§ What to work on:
Would you extract the whole listing below and retype it exactly?
-- START OF Data rows --
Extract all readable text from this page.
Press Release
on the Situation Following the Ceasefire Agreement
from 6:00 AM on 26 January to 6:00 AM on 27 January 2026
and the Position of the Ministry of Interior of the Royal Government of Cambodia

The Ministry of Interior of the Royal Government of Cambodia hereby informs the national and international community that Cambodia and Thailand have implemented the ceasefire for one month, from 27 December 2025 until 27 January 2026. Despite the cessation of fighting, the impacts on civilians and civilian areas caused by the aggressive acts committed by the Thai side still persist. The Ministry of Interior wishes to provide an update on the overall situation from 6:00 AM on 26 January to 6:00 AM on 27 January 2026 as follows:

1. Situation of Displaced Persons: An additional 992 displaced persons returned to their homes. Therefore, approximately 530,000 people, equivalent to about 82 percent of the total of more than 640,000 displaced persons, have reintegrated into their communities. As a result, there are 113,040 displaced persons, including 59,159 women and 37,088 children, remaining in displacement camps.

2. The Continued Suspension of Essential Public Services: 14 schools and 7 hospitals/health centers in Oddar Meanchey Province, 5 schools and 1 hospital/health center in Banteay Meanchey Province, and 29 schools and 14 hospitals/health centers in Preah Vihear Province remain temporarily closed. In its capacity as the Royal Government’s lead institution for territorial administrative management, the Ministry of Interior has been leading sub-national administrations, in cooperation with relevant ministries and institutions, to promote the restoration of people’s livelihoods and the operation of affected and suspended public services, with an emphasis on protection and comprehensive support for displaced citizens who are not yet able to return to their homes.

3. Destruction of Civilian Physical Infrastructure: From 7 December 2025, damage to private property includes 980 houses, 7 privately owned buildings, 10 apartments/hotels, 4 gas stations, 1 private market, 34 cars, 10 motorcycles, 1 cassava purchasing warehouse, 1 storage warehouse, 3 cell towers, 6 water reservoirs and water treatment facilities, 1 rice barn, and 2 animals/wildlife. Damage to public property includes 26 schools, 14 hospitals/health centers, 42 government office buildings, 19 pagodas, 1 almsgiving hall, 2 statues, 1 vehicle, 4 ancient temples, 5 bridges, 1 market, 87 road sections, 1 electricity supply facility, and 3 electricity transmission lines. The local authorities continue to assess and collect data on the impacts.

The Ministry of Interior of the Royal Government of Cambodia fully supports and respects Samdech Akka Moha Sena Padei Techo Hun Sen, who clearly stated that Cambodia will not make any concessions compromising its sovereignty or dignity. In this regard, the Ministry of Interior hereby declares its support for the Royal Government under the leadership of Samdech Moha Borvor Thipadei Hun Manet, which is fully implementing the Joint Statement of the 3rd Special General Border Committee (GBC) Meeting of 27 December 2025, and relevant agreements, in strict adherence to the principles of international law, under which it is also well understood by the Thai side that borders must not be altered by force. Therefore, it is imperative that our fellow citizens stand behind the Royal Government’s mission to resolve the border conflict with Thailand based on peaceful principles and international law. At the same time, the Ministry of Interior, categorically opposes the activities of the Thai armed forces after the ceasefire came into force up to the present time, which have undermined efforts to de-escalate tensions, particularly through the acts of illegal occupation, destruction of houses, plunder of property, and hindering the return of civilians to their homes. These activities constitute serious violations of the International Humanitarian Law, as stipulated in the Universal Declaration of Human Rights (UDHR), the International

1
-- END OF Data rows --
§ Solution to this exercise:
Extract all readable text from this page.
Press Release
on the Situation Following the Ceasefire Agreement
from 6:00 AM on 26 January to 6:00 AM on 27 January 2026
and the Position of the Ministry of Interior of the Royal Government of Cambodia

The Ministry of Interior of the Royal Government of Cambodia hereby informs the national and international community that Cambodia and Thailand have implemented the ceasefire for one month, from 27 December 2025 until 27 January 2026. Despite the cessation of fighting, the impacts on civilians and civilian areas caused by the aggressive acts committed by the Thai side still persist. The Ministry of Interior wishes to provide an update on the overall situation from 6:00 AM on 26 January to 6:00 AM on 27 January 2026 as follows:

1. Situation of Displaced Persons: An additional 992 displaced persons returned to their homes. Therefore, approximately 530,000 people, equivalent to about 82 percent of the total of more than 640,000 displaced persons, have reintegrated into their communities. As a result, there are 113,040 displaced persons, including 59,159 women and 37,088 children, remaining in displacement camps.

2. The Continued Suspension of Essential Public Services: 14 schools and 7 hospitals/health centers in Oddar Meanchey Province, 5 schools and 1 hospital/health center in Banteay Meanchey Province, and 29 schools and 14 hospitals/health centers in Preah Vihear Province remain temporarily closed. In its capacity as the Royal Government’s lead institution for territorial administrative management, the Ministry of Interior has been leading sub-national administrations, in cooperation with relevant ministries and institutions, to promote the restoration of people’s livelihoods and the operation of affected and suspended public services, with an emphasis on protection and comprehensive support for displaced citizens who are not yet able to return to their homes.

3. Destruction of Civilian Physical Infrastructure: From 7 December 2025, damage to private property includes 980 houses, 7 privately owned buildings, 10 apartments/hotels, 4 gas stations, 1 private market, 34 cars, 10 motorcycles, 1 cassava purchasing warehouse, 1 storage warehouse, 3 cell towers, 6 water reservoirs and water treatment facilities, 1 rice barn, and 2 animals/wildlife. Damage to public property includes 26 schools, 14 hospitals/health centers, 42 government office buildings, 19 pagodas, 1 almsgiving hall, 2 statues, 1 vehicle, 4 ancient temples, 5 bridges, 1 market, 87 road sections, 1 electricity supply facility, and 3 electricity transmission lines. The local authorities continue to assess and collect data on the impacts.

The Ministry of Interior of the Royal Government of Cambodia fully supports and respects Samdech Akka Moha Sena Padei Techo Hun Sen, who clearly stated that Cambodia will not make any concessions compromising its sovereignty or dignity. In this regard, the Ministry of Interior hereby declares its support for the Royal Government under the leadership of Samdech Moha Borvor Thipadei Hun Manet, which is fully implementing the Joint Statement of the 3rd Special General Border Committee (GBC) Meeting of 27 December 2025, and relevant agreements, in strict adherence to the principles of international law, under which it is also well understood by the Thai side that borders must not be altered by force. Therefore, it is imperative that our fellow citizens stand behind the Royal Government’s mission to resolve the border conflict with Thailand based on peaceful principles and international law. At the same time, the Ministry of Interior, categorically opposes the activities of the Thai armed forces after the ceasefire came into force up to the present time, which have undermined efforts to de-escalate tensions, particularly through the acts of illegal occupation, destruction of houses, plunder of property, and hindering the return of civilians to their homes. These activities constitute serious violations of the International Humanitarian Law, as stipulated in the Universal Declaration of Human Rights (UDHR), the International

1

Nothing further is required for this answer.